(Saved entries)

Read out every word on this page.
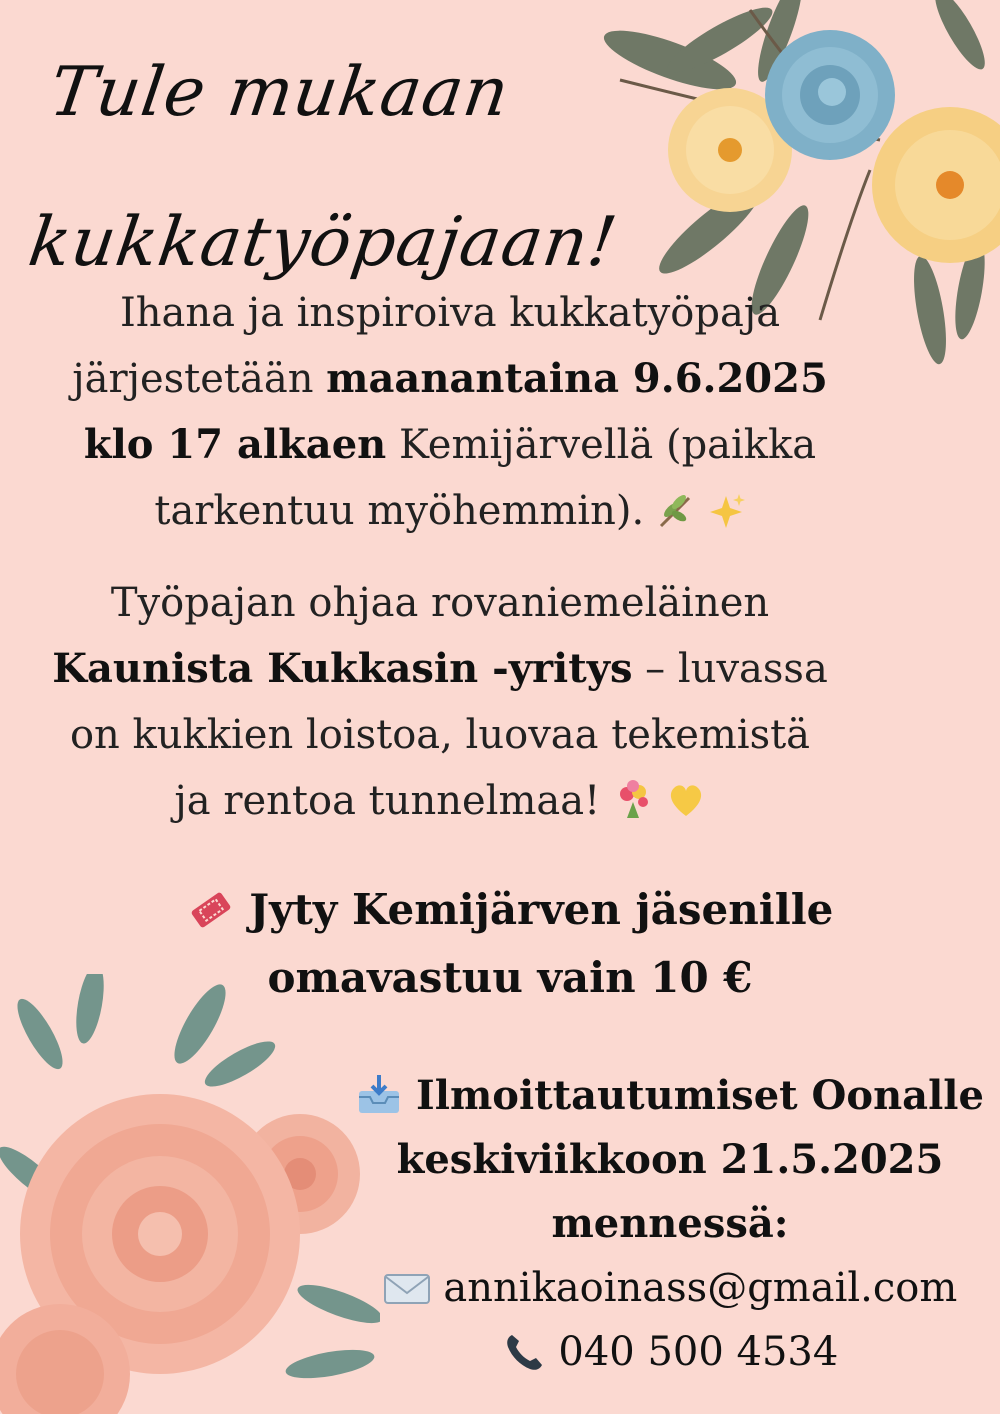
Tule mukaan
kukkatyöpajaan!
Ihana ja inspiroiva kukkatyöpaja
järjestetään maanantaina 9.6.2025
klo 17 alkaen Kemijärvellä (paikka
tarkentuu myöhemmin).

Työpajan ohjaa rovaniemeläinen
Kaunista Kukkasin -yritys – luvassa
on kukkien loistoa, luovaa tekemistä
ja rentoa tunnelmaa!

Jyty Kemijärven jäsenille
omavastuu vain 10 €
Ilmoittautumiset Oonalle
keskiviikkoon 21.5.2025
mennessä:
annikaoinass@gmail.com
040 500 4534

▶ **Written instruction**
Repeat all of the records verbatim, leaving out the pictures.

▶ **Solution below**
Read out every word on this page.
Tule mukaan
kukkatyöpajaan!
Ihana ja inspiroiva kukkatyöpaja
järjestetään maanantaina 9.6.2025
klo 17 alkaen Kemijärvellä (paikka
tarkentuu myöhemmin).

Työpajan ohjaa rovaniemeläinen
Kaunista Kukkasin -yritys – luvassa
on kukkien loistoa, luovaa tekemistä
ja rentoa tunnelmaa!

Jyty Kemijärven jäsenille
omavastuu vain 10 €
Ilmoittautumiset Oonalle
keskiviikkoon 21.5.2025
mennessä:
annikaoinass@gmail.com
040 500 4534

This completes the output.